───── VORLIEGENDER TEXT ─────

Sexualisierte Kriegsgewalt als globale Herausforderung

Schon beim Global Peacebuilders Summit 2017, der von der Culture Counts Foundation in Paretz bei Berlin abgehalten wurde, wurde deutlich, dass der Umgang mit sexualisierter Kriegsgewalt eine globale Herausforderung darstellt. Viele der anwesenden FriedensaktivistInnen waren mit der Frage konfrontiert, wie sie dieses schwierige Thema in ihren unterschiedlichen Kontexten und Kulturen bearbeiten können. Auf Wunsch der Teilnehmenden konzipierten Dr. Monika Hauser (Vorsitzende von Medica Mondiale) und Dr. Martina Fischer (Referentin für Frieden und Konfliktbearbeitung bei Brot für die Welt) einen Workshop zum Thema "Dealing with war-related sexualised violence: Experiences and challenges" für den nachfolgenden Peacebuilders Summit im September 2018. Die Ergebnisse der Veranstaltung wurden in einer Dokumentation festgehalten, die nun von der Website der Culture Counts Foundation als pdf-Datei heruntergeladen werden kann. Als Input-Geberinnen fungierten Maria Zemp, die den Stress- und Traumasensiblen Ansatz von Medica Mondiale vorstellte, Martina Fischer, die Fortschritte und Hindernisse in der Praxis der Transitional Justice beleuchtete, Halima Adan (von der NGO "Save Somali Women and Children"), die Erfahrungen aus Somalia beisteuerte und Monika Hauser, die von den Schwierigkeiten wiederherstellender Gerechtigkeit (restorative justice) in Bosnien-Herzegowina  berichtete. In die Diskussion flossen weitere Erfahrungsberichte ein, u.a. aus dem Nahen und Mittleren Osten,  und diversen afrikanischen Ländern.

───── BEREITGESTELLTES MATERIAL ─────

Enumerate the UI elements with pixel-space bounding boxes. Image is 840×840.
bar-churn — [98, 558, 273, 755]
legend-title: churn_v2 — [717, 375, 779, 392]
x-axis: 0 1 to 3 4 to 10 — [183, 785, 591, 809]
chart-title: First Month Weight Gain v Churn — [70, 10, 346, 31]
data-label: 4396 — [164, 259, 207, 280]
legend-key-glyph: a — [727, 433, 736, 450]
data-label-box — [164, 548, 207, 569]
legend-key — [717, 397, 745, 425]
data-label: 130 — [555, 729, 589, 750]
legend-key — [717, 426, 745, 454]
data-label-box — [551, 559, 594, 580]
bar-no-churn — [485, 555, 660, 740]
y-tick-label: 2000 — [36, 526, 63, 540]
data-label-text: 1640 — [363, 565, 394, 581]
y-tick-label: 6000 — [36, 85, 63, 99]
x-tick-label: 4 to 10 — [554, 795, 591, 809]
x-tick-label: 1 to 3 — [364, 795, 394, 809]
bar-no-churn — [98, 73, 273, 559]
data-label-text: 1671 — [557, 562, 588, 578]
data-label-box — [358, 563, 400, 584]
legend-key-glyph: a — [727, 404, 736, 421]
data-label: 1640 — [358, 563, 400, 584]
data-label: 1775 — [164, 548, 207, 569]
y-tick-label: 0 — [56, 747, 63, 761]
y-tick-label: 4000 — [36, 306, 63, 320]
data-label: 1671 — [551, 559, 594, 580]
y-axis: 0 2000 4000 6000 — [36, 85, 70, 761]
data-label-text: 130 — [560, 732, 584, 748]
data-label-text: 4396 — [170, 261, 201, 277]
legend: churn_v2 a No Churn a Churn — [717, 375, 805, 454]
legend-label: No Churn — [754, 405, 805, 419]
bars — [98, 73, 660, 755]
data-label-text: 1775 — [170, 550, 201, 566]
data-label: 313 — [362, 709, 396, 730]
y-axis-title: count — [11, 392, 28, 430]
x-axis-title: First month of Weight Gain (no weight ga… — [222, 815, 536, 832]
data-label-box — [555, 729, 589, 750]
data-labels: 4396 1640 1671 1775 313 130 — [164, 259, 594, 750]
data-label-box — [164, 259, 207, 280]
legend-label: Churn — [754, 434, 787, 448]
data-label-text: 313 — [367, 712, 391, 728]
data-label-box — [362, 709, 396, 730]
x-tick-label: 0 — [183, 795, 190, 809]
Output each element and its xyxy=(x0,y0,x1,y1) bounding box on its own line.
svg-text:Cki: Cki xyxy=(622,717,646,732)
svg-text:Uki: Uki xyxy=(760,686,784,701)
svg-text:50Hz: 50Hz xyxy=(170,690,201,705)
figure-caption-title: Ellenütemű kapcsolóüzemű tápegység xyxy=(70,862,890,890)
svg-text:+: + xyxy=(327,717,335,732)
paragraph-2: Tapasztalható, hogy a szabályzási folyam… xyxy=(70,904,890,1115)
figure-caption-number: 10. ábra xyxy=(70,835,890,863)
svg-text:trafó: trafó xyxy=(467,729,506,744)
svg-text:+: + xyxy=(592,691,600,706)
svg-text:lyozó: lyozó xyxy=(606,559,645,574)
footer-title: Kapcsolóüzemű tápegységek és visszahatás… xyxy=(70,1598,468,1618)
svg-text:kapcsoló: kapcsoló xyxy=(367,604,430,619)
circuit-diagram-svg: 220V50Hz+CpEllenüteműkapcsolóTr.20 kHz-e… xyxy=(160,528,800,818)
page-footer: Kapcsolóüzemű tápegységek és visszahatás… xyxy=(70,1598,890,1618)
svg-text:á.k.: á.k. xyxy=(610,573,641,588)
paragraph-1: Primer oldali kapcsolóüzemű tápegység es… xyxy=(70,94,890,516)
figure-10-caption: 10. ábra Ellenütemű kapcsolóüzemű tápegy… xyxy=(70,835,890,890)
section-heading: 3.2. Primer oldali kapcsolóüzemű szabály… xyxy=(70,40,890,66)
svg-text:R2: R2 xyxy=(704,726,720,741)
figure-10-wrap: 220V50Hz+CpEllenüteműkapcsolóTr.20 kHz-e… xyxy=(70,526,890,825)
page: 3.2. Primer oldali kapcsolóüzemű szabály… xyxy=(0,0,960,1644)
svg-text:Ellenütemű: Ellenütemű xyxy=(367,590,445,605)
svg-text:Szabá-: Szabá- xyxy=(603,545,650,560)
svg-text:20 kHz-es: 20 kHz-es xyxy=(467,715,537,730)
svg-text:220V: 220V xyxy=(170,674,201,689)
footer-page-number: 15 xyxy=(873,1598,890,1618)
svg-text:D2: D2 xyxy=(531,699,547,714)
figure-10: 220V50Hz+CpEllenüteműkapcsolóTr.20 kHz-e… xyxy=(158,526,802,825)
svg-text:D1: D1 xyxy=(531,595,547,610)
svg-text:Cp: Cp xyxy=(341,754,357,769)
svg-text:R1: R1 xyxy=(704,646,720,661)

─────

* DIE AUFGABE: Nenn alle Input-Geberinnen des Workshops, die der vorliegende Text aufführt, und schreib zu jeder dazu, worüber sie gesprochen hat.

* DIE ANTWORT:
- Maria Zemp: stellte den Stress- und Traumasensiblen Ansatz von Medica Mondiale vor.
- Martina Fischer: beleuchtete Fortschritte und Hindernisse in der Praxis der Transitional Justice.
- Halima Adan (von der NGO "Save Somali Women and Children"): steuerte Erfahrungen aus Somalia bei.
- Monika Hauser: berichtete von den Schwierigkeiten wiederherstellender Gerechtigkeit (restorative justice) in Bosnien-Herzegowina.